Restate the data below word for word. Skip any images it contains.
— BEGIN —
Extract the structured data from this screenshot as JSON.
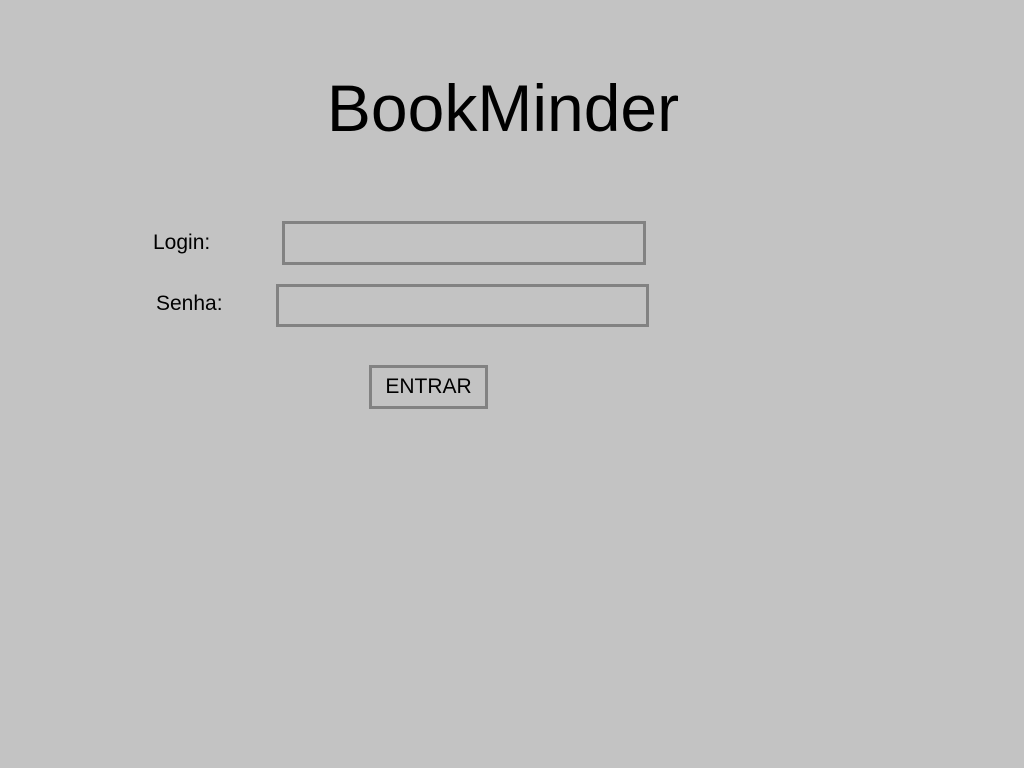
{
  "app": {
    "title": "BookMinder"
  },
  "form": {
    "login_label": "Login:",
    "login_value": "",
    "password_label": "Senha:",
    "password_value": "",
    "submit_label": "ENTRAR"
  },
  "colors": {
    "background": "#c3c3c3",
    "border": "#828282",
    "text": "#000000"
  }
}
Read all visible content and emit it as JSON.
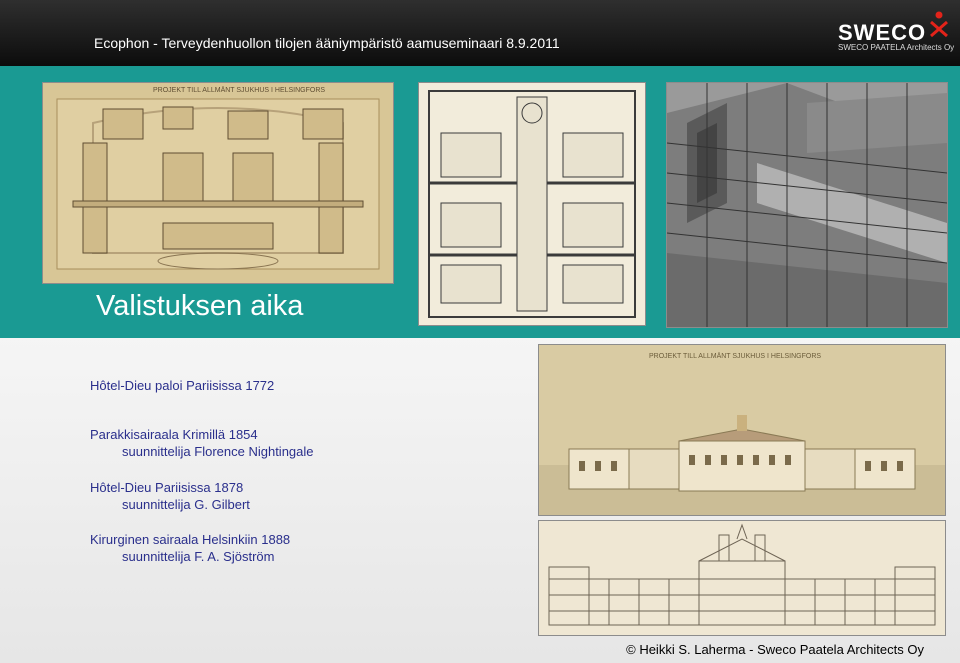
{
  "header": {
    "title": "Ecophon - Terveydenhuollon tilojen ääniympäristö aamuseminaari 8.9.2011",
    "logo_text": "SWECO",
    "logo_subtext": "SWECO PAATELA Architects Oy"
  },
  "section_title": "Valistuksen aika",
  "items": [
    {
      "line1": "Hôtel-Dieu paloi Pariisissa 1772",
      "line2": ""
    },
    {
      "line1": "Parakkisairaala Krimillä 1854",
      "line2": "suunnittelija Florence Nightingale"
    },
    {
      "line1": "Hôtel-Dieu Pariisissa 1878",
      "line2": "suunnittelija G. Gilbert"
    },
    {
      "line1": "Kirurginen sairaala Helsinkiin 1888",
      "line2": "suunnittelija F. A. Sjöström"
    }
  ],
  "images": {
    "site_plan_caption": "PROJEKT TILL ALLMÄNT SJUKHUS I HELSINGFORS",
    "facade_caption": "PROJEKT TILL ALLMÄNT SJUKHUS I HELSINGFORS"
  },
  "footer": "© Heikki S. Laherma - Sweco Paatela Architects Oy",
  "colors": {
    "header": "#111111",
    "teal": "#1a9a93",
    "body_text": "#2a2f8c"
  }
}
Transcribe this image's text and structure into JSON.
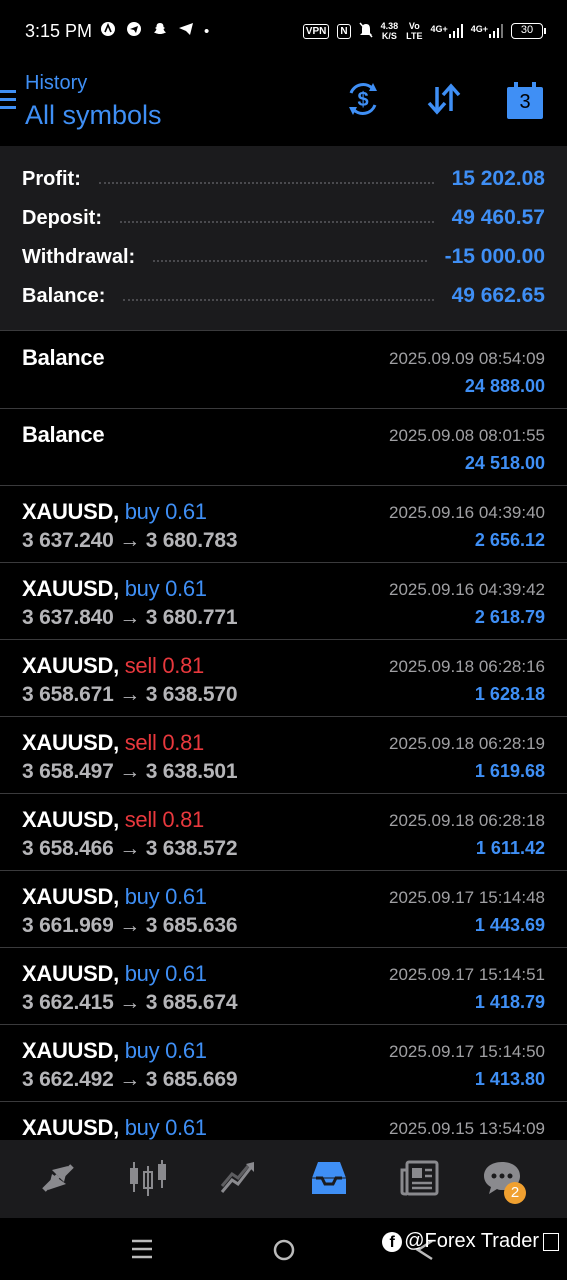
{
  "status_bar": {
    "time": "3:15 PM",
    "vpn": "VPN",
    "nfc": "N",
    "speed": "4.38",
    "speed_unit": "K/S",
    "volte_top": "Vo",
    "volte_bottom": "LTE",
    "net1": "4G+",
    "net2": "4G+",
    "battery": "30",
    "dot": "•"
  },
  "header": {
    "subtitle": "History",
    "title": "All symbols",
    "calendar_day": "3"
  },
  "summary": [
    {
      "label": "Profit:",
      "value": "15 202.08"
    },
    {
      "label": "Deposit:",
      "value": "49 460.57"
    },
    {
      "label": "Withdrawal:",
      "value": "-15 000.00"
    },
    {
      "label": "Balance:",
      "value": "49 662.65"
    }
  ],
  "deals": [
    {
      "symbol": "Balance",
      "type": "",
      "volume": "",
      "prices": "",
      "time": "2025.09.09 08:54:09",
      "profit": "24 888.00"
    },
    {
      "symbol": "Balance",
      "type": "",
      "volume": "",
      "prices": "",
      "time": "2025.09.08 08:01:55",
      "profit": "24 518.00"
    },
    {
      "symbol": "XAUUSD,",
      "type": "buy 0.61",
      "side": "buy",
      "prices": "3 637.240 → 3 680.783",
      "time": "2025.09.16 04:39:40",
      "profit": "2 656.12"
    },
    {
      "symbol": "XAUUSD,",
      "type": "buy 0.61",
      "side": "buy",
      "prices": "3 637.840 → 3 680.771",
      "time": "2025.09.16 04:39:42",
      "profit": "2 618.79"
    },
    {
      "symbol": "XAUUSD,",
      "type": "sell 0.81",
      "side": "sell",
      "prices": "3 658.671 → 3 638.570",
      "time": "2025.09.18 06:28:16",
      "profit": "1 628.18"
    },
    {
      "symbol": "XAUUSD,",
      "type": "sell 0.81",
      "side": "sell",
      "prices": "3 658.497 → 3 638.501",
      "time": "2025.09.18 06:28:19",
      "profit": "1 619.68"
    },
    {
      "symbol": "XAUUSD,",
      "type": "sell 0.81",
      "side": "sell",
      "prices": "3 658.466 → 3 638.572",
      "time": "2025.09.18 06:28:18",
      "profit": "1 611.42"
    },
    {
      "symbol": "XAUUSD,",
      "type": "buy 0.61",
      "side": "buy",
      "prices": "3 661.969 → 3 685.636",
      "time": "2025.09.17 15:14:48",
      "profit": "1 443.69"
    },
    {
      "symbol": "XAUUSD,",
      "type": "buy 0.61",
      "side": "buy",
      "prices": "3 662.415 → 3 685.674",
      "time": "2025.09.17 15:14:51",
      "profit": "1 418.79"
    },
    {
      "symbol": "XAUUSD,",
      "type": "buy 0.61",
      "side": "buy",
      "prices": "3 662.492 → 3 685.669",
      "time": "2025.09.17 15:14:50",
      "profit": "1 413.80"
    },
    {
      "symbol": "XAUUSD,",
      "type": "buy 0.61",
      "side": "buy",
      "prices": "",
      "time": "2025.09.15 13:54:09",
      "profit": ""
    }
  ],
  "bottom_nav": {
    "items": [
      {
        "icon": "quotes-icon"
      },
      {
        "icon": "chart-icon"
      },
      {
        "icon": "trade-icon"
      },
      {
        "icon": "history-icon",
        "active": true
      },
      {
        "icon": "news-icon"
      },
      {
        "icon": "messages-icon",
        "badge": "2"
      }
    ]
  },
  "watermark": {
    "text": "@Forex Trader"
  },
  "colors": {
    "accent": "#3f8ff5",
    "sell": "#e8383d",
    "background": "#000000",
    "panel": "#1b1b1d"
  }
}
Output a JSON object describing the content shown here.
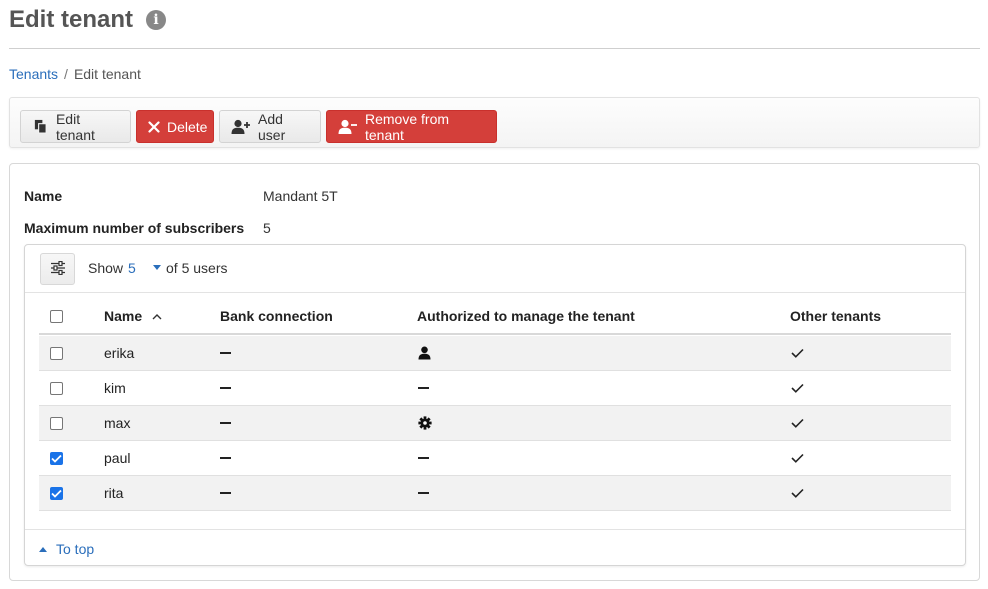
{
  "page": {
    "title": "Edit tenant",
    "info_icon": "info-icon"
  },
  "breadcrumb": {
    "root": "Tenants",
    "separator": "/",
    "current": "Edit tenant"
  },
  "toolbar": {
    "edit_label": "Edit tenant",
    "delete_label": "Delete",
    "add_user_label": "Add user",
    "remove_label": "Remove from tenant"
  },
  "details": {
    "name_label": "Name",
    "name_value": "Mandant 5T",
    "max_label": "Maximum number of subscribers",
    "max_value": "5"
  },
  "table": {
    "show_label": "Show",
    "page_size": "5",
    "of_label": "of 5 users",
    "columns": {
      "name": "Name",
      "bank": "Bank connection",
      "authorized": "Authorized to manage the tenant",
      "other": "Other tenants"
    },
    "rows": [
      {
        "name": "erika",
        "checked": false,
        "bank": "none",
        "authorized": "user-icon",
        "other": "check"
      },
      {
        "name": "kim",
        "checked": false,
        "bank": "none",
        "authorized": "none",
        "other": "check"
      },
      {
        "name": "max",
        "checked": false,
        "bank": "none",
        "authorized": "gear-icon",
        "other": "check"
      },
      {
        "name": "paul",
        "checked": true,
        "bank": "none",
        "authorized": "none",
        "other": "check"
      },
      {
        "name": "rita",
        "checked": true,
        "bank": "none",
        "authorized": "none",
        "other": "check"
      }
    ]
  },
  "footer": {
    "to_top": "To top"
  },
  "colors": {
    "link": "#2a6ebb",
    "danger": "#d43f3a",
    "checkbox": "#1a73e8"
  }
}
— END —
RESULT BELOW »
Extract the structured data from this screenshot as JSON.
{
  "app": {
    "title": "BookMinder"
  },
  "form": {
    "login_label": "Login:",
    "login_value": "",
    "password_label": "Senha:",
    "password_value": "",
    "submit_label": "ENTRAR"
  },
  "colors": {
    "background": "#c3c3c3",
    "border": "#828282",
    "text": "#000000"
  }
}
Read all visible content and emit it as JSON.
{
  "header": {
    "title": "Ecophon - Terveydenhuollon tilojen ääniympäristö aamuseminaari 8.9.2011",
    "logo_text": "SWECO",
    "logo_subtext": "SWECO PAATELA Architects Oy"
  },
  "section_title": "Valistuksen aika",
  "items": [
    {
      "line1": "Hôtel-Dieu paloi Pariisissa 1772",
      "line2": ""
    },
    {
      "line1": "Parakkisairaala Krimillä 1854",
      "line2": "suunnittelija Florence Nightingale"
    },
    {
      "line1": "Hôtel-Dieu Pariisissa 1878",
      "line2": "suunnittelija G. Gilbert"
    },
    {
      "line1": "Kirurginen sairaala Helsinkiin 1888",
      "line2": "suunnittelija F. A. Sjöström"
    }
  ],
  "images": {
    "site_plan_caption": "PROJEKT TILL ALLMÄNT SJUKHUS I HELSINGFORS",
    "facade_caption": "PROJEKT TILL ALLMÄNT SJUKHUS I HELSINGFORS"
  },
  "footer": "© Heikki S. Laherma - Sweco Paatela Architects Oy",
  "colors": {
    "header": "#111111",
    "teal": "#1a9a93",
    "body_text": "#2a2f8c"
  }
}
Transcribe this image's text and structure into JSON.
{
  "status_bar": {
    "time": "3:15 PM",
    "vpn": "VPN",
    "nfc": "N",
    "speed": "4.38",
    "speed_unit": "K/S",
    "volte_top": "Vo",
    "volte_bottom": "LTE",
    "net1": "4G+",
    "net2": "4G+",
    "battery": "30",
    "dot": "•"
  },
  "header": {
    "subtitle": "History",
    "title": "All symbols",
    "calendar_day": "3"
  },
  "summary": [
    {
      "label": "Profit:",
      "value": "15 202.08"
    },
    {
      "label": "Deposit:",
      "value": "49 460.57"
    },
    {
      "label": "Withdrawal:",
      "value": "-15 000.00"
    },
    {
      "label": "Balance:",
      "value": "49 662.65"
    }
  ],
  "deals": [
    {
      "symbol": "Balance",
      "type": "",
      "volume": "",
      "prices": "",
      "time": "2025.09.09 08:54:09",
      "profit": "24 888.00"
    },
    {
      "symbol": "Balance",
      "type": "",
      "volume": "",
      "prices": "",
      "time": "2025.09.08 08:01:55",
      "profit": "24 518.00"
    },
    {
      "symbol": "XAUUSD,",
      "type": "buy 0.61",
      "side": "buy",
      "prices": "3 637.240 → 3 680.783",
      "time": "2025.09.16 04:39:40",
      "profit": "2 656.12"
    },
    {
      "symbol": "XAUUSD,",
      "type": "buy 0.61",
      "side": "buy",
      "prices": "3 637.840 → 3 680.771",
      "time": "2025.09.16 04:39:42",
      "profit": "2 618.79"
    },
    {
      "symbol": "XAUUSD,",
      "type": "sell 0.81",
      "side": "sell",
      "prices": "3 658.671 → 3 638.570",
      "time": "2025.09.18 06:28:16",
      "profit": "1 628.18"
    },
    {
      "symbol": "XAUUSD,",
      "type": "sell 0.81",
      "side": "sell",
      "prices": "3 658.497 → 3 638.501",
      "time": "2025.09.18 06:28:19",
      "profit": "1 619.68"
    },
    {
      "symbol": "XAUUSD,",
      "type": "sell 0.81",
      "side": "sell",
      "prices": "3 658.466 → 3 638.572",
      "time": "2025.09.18 06:28:18",
      "profit": "1 611.42"
    },
    {
      "symbol": "XAUUSD,",
      "type": "buy 0.61",
      "side": "buy",
      "prices": "3 661.969 → 3 685.636",
      "time": "2025.09.17 15:14:48",
      "profit": "1 443.69"
    },
    {
      "symbol": "XAUUSD,",
      "type": "buy 0.61",
      "side": "buy",
      "prices": "3 662.415 → 3 685.674",
      "time": "2025.09.17 15:14:51",
      "profit": "1 418.79"
    },
    {
      "symbol": "XAUUSD,",
      "type": "buy 0.61",
      "side": "buy",
      "prices": "3 662.492 → 3 685.669",
      "time": "2025.09.17 15:14:50",
      "profit": "1 413.80"
    },
    {
      "symbol": "XAUUSD,",
      "type": "buy 0.61",
      "side": "buy",
      "prices": "",
      "time": "2025.09.15 13:54:09",
      "profit": ""
    }
  ],
  "bottom_nav": {
    "items": [
      {
        "icon": "quotes-icon"
      },
      {
        "icon": "chart-icon"
      },
      {
        "icon": "trade-icon"
      },
      {
        "icon": "history-icon",
        "active": true
      },
      {
        "icon": "news-icon"
      },
      {
        "icon": "messages-icon",
        "badge": "2"
      }
    ]
  },
  "watermark": {
    "text": "@Forex Trader"
  },
  "colors": {
    "accent": "#3f8ff5",
    "sell": "#e8383d",
    "background": "#000000",
    "panel": "#1b1b1d"
  }
}
Output a JSON object describing the content shown here.
{
  "page": {
    "title": "Edit tenant",
    "info_icon": "info-icon"
  },
  "breadcrumb": {
    "root": "Tenants",
    "separator": "/",
    "current": "Edit tenant"
  },
  "toolbar": {
    "edit_label": "Edit tenant",
    "delete_label": "Delete",
    "add_user_label": "Add user",
    "remove_label": "Remove from tenant"
  },
  "details": {
    "name_label": "Name",
    "name_value": "Mandant 5T",
    "max_label": "Maximum number of subscribers",
    "max_value": "5"
  },
  "table": {
    "show_label": "Show",
    "page_size": "5",
    "of_label": "of 5 users",
    "columns": {
      "name": "Name",
      "bank": "Bank connection",
      "authorized": "Authorized to manage the tenant",
      "other": "Other tenants"
    },
    "rows": [
      {
        "name": "erika",
        "checked": false,
        "bank": "none",
        "authorized": "user-icon",
        "other": "check"
      },
      {
        "name": "kim",
        "checked": false,
        "bank": "none",
        "authorized": "none",
        "other": "check"
      },
      {
        "name": "max",
        "checked": false,
        "bank": "none",
        "authorized": "gear-icon",
        "other": "check"
      },
      {
        "name": "paul",
        "checked": true,
        "bank": "none",
        "authorized": "none",
        "other": "check"
      },
      {
        "name": "rita",
        "checked": true,
        "bank": "none",
        "authorized": "none",
        "other": "check"
      }
    ]
  },
  "footer": {
    "to_top": "To top"
  },
  "colors": {
    "link": "#2a6ebb",
    "danger": "#d43f3a",
    "checkbox": "#1a73e8"
  }
}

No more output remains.